#### [INSTRUCTIONS TO FOLLOW]
Find the word "Attorney" in the listing; pull out each line holding it.

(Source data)
----

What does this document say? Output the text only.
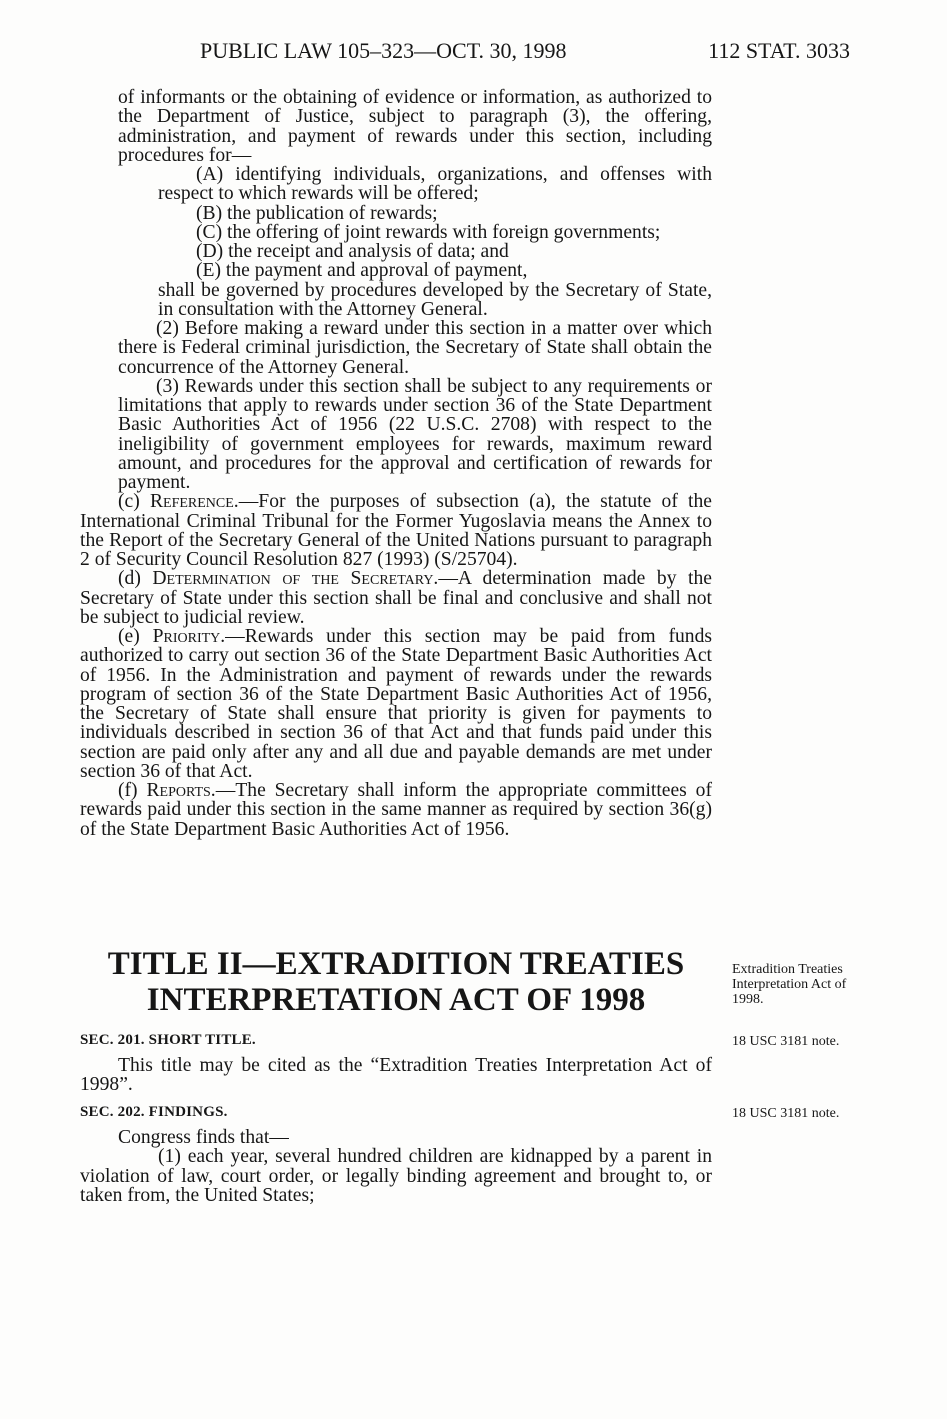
PUBLIC LAW 105–323—OCT. 30, 1998	112 STAT. 3033

of informants or the obtaining of evidence or information, as authorized to the Department of Justice, subject to paragraph (3), the offering, administration, and payment of rewards under this section, including procedures for—

(A) identifying individuals, organizations, and offenses with respect to which rewards will be offered;

(B) the publication of rewards;

(C) the offering of joint rewards with foreign governments;

(D) the receipt and analysis of data; and

(E) the payment and approval of payment,

shall be governed by procedures developed by the Secretary of State, in consultation with the Attorney General.

(2) Before making a reward under this section in a matter over which there is Federal criminal jurisdiction, the Secretary of State shall obtain the concurrence of the Attorney General.

(3) Rewards under this section shall be subject to any requirements or limitations that apply to rewards under section 36 of the State Department Basic Authorities Act of 1956 (22 U.S.C. 2708) with respect to the ineligibility of government employees for rewards, maximum reward amount, and procedures for the approval and certification of rewards for payment.

(c) Reference.—For the purposes of subsection (a), the statute of the International Criminal Tribunal for the Former Yugoslavia means the Annex to the Report of the Secretary General of the United Nations pursuant to paragraph 2 of Security Council Resolution 827 (1993) (S/25704).

(d) Determination of the Secretary.—A determination made by the Secretary of State under this section shall be final and conclusive and shall not be subject to judicial review.

(e) Priority.—Rewards under this section may be paid from funds authorized to carry out section 36 of the State Department Basic Authorities Act of 1956. In the Administration and payment of rewards under the rewards program of section 36 of the State Department Basic Authorities Act of 1956, the Secretary of State shall ensure that priority is given for payments to individuals described in section 36 of that Act and that funds paid under this section are paid only after any and all due and payable demands are met under section 36 of that Act.

(f) Reports.—The Secretary shall inform the appropriate committees of rewards paid under this section in the same manner as required by section 36(g) of the State Department Basic Authorities Act of 1956.

TITLE II—EXTRADITION TREATIES
INTERPRETATION ACT OF 1998
SEC. 201. SHORT TITLE.

This title may be cited as the “Extradition Treaties Interpretation Act of 1998”.

SEC. 202. FINDINGS.

Congress finds that—

(1) each year, several hundred children are kidnapped by a parent in violation of law, court order, or legally binding agreement and brought to, or taken from, the United States;

Extradition Treaties Interpretation Act of 1998.
18 USC 3181 note.
18 USC 3181 note.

----

#### [OUTPUT FOR THIS TASK]
shall be governed by procedures developed by the Secretary of State, in consultation with the Attorney General.
(2) Before making a reward under this section in a matter over which there is Federal criminal jurisdiction, the Secretary of State shall obtain the concurrence of the Attorney General.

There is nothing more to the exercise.